┌─ Data shown
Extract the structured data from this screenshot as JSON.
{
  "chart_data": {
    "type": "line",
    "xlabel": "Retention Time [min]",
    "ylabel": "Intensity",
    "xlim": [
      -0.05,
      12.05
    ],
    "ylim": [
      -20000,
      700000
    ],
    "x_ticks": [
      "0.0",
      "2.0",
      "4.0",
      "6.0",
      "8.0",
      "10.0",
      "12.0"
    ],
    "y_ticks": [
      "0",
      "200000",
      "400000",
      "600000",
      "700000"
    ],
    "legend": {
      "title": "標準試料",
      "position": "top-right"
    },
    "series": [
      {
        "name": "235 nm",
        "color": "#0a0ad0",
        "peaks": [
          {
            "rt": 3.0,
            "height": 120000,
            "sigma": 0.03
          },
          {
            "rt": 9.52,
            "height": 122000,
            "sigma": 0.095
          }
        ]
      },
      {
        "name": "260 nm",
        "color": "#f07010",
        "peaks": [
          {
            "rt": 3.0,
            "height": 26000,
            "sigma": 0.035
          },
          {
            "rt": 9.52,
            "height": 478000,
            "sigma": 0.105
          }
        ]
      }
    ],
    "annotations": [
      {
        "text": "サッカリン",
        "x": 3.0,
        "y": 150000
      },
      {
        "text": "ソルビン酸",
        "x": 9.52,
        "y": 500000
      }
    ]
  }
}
└─
▶ [Task directions]
Find the lines holding "sigma" and list every one.

▶ [Solved exercise]
            "sigma": 0.03
            "sigma": 0.095
            "sigma": 0.035
            "sigma": 0.105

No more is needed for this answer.